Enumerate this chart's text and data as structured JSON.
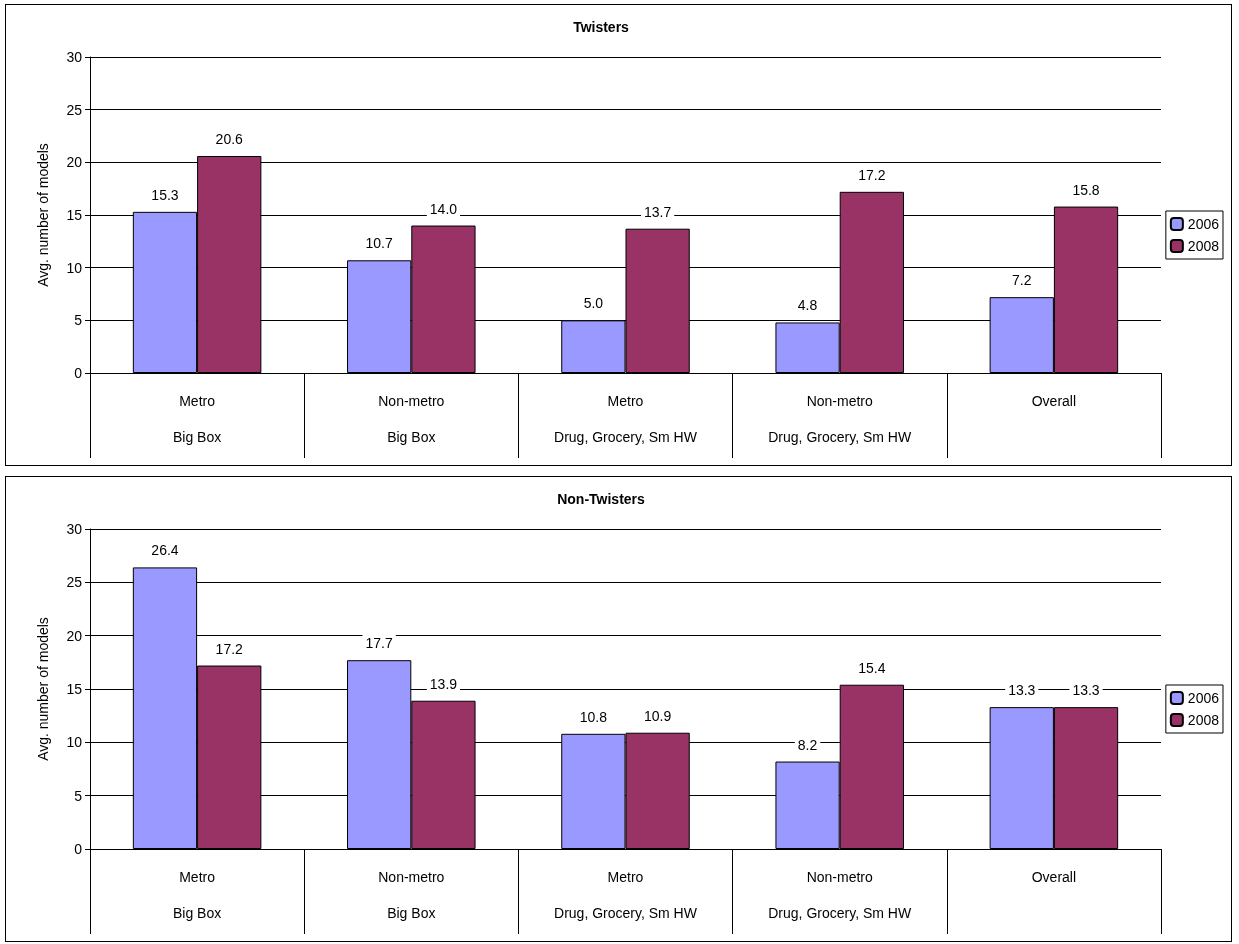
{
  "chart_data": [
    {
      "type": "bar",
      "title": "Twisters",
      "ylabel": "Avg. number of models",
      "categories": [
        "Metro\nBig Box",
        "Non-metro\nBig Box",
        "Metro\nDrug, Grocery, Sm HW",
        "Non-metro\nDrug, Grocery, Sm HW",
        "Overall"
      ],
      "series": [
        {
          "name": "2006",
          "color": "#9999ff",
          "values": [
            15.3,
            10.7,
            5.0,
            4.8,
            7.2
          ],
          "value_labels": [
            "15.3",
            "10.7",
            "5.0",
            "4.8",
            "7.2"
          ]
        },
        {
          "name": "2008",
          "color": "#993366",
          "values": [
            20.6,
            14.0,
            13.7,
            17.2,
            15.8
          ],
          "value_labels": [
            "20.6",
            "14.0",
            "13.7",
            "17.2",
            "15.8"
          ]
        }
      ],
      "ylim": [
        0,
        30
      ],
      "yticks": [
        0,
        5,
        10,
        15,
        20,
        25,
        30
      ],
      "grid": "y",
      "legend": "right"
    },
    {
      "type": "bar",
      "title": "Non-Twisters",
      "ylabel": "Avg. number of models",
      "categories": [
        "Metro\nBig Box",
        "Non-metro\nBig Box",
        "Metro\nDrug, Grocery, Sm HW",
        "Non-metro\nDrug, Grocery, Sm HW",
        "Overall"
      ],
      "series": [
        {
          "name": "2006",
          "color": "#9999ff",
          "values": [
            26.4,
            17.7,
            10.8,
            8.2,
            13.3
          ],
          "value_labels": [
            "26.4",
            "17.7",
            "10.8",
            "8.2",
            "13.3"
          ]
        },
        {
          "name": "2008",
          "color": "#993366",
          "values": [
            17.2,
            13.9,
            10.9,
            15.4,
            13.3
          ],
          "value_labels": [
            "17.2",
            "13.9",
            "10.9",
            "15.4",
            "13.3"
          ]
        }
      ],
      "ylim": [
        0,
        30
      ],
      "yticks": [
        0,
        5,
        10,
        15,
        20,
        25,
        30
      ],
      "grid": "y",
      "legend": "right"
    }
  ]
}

--

| Short problem |
All of the records need repeating exactly, except for the pictures.

| Answer for this exercise |
Enumerate this chart's text and data as structured JSON.
{
  "chart_data": [
    {
      "type": "bar",
      "title": "Twisters",
      "ylabel": "Avg. number of models",
      "categories": [
        "Metro\nBig Box",
        "Non-metro\nBig Box",
        "Metro\nDrug, Grocery, Sm HW",
        "Non-metro\nDrug, Grocery, Sm HW",
        "Overall"
      ],
      "series": [
        {
          "name": "2006",
          "color": "#9999ff",
          "values": [
            15.3,
            10.7,
            5.0,
            4.8,
            7.2
          ],
          "value_labels": [
            "15.3",
            "10.7",
            "5.0",
            "4.8",
            "7.2"
          ]
        },
        {
          "name": "2008",
          "color": "#993366",
          "values": [
            20.6,
            14.0,
            13.7,
            17.2,
            15.8
          ],
          "value_labels": [
            "20.6",
            "14.0",
            "13.7",
            "17.2",
            "15.8"
          ]
        }
      ],
      "ylim": [
        0,
        30
      ],
      "yticks": [
        0,
        5,
        10,
        15,
        20,
        25,
        30
      ],
      "grid": "y",
      "legend": "right"
    },
    {
      "type": "bar",
      "title": "Non-Twisters",
      "ylabel": "Avg. number of models",
      "categories": [
        "Metro\nBig Box",
        "Non-metro\nBig Box",
        "Metro\nDrug, Grocery, Sm HW",
        "Non-metro\nDrug, Grocery, Sm HW",
        "Overall"
      ],
      "series": [
        {
          "name": "2006",
          "color": "#9999ff",
          "values": [
            26.4,
            17.7,
            10.8,
            8.2,
            13.3
          ],
          "value_labels": [
            "26.4",
            "17.7",
            "10.8",
            "8.2",
            "13.3"
          ]
        },
        {
          "name": "2008",
          "color": "#993366",
          "values": [
            17.2,
            13.9,
            10.9,
            15.4,
            13.3
          ],
          "value_labels": [
            "17.2",
            "13.9",
            "10.9",
            "15.4",
            "13.3"
          ]
        }
      ],
      "ylim": [
        0,
        30
      ],
      "yticks": [
        0,
        5,
        10,
        15,
        20,
        25,
        30
      ],
      "grid": "y",
      "legend": "right"
    }
  ]
}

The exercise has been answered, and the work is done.